Request: For the data that follows, report how many lines contain the word "cuadrante", and nothing else.

....

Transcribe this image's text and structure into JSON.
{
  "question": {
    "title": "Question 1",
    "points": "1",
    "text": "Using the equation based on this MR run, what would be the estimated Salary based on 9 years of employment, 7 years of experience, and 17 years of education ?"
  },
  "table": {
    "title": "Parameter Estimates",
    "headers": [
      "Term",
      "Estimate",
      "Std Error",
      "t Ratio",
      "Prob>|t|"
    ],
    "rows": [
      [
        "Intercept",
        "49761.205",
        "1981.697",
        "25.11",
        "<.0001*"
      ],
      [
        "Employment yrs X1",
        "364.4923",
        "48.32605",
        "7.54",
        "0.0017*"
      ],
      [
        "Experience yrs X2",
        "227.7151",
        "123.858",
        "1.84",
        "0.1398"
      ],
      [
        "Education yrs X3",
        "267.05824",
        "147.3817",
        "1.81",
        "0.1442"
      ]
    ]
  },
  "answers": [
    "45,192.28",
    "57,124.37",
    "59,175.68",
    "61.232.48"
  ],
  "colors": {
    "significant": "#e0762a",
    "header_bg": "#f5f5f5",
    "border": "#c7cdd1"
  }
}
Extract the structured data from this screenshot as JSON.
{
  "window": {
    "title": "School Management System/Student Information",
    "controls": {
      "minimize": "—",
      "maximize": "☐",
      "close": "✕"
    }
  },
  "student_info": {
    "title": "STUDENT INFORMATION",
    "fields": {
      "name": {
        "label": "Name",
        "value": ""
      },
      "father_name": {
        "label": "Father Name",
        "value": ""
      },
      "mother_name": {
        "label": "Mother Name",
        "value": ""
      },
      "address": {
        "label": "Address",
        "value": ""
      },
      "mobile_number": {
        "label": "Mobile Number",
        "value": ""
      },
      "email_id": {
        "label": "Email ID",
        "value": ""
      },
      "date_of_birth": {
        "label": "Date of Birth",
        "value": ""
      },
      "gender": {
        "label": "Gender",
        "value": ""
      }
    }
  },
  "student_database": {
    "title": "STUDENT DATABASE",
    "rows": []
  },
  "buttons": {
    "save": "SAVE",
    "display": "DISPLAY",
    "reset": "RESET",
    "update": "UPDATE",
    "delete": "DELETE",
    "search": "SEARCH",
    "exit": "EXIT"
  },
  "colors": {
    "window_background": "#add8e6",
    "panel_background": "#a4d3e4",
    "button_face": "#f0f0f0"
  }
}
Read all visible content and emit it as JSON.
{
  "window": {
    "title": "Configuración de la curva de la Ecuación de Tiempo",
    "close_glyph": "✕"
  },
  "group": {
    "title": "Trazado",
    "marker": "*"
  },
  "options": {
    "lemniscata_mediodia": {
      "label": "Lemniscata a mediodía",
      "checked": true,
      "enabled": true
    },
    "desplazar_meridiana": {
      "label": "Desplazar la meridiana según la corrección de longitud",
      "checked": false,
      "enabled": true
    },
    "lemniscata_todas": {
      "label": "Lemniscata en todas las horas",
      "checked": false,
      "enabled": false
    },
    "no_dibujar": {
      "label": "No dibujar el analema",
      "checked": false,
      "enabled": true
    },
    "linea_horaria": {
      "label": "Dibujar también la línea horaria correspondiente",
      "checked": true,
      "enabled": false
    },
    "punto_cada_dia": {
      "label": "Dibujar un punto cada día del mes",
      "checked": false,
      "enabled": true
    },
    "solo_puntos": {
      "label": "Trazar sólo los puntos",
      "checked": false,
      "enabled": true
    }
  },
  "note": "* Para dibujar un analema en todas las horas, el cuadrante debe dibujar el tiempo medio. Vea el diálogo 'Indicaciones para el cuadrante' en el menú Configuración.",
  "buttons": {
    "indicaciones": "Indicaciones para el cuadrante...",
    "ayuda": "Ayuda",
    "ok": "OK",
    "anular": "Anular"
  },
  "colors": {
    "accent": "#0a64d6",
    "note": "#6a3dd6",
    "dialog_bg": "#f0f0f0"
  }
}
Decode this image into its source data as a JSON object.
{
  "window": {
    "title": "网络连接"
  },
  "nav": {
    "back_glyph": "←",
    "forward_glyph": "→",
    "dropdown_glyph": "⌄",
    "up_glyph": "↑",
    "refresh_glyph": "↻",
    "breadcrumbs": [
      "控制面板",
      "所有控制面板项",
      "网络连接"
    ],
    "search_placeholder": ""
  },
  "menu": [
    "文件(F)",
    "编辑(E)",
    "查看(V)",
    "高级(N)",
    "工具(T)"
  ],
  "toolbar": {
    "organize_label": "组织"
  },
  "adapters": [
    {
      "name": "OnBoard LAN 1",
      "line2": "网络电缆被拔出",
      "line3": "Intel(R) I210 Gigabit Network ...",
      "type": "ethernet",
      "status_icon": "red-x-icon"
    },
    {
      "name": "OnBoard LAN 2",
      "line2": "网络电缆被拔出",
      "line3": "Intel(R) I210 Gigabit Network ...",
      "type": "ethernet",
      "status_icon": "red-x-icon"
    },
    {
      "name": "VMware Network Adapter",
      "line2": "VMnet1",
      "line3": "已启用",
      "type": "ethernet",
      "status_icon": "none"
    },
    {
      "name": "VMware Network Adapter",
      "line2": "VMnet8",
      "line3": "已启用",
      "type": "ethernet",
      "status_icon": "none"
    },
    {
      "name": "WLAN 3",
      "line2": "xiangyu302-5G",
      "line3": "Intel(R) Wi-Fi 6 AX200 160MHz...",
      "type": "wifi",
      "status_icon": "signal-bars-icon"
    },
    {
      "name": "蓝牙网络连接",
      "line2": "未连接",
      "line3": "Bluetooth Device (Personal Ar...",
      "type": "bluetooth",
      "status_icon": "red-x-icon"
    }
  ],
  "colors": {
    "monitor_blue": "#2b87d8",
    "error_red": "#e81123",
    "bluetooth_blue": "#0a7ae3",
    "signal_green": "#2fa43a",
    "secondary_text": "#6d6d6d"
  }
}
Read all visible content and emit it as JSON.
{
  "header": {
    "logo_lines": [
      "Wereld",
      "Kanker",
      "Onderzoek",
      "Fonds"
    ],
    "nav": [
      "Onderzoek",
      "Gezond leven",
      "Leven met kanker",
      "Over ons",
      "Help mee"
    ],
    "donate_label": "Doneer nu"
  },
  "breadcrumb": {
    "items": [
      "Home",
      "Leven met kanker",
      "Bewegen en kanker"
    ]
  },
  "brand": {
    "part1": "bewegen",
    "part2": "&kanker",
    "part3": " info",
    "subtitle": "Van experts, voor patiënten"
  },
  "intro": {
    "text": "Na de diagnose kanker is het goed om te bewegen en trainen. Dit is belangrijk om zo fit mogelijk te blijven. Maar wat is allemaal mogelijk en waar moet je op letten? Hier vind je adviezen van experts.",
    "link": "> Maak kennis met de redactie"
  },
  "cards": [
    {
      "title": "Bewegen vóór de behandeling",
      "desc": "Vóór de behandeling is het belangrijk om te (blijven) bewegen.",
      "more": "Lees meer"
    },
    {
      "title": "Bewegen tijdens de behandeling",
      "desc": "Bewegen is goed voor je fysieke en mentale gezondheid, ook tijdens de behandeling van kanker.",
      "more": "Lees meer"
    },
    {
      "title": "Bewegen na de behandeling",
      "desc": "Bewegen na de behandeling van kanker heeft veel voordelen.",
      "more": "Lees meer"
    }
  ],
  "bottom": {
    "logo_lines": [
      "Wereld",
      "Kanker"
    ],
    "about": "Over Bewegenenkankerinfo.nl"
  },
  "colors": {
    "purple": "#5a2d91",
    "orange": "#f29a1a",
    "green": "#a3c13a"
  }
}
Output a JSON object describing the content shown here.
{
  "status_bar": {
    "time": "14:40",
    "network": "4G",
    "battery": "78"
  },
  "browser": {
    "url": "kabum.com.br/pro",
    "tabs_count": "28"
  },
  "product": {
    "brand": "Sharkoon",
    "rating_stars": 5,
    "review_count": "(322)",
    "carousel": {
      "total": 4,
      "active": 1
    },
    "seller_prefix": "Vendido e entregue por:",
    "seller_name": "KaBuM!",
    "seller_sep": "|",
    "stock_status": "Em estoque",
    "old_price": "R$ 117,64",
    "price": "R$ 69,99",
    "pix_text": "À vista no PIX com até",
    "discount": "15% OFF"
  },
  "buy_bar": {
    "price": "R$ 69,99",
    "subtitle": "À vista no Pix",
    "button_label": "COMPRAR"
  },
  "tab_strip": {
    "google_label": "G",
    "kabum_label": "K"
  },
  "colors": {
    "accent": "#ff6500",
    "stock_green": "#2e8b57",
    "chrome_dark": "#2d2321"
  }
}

....

Correct response: 2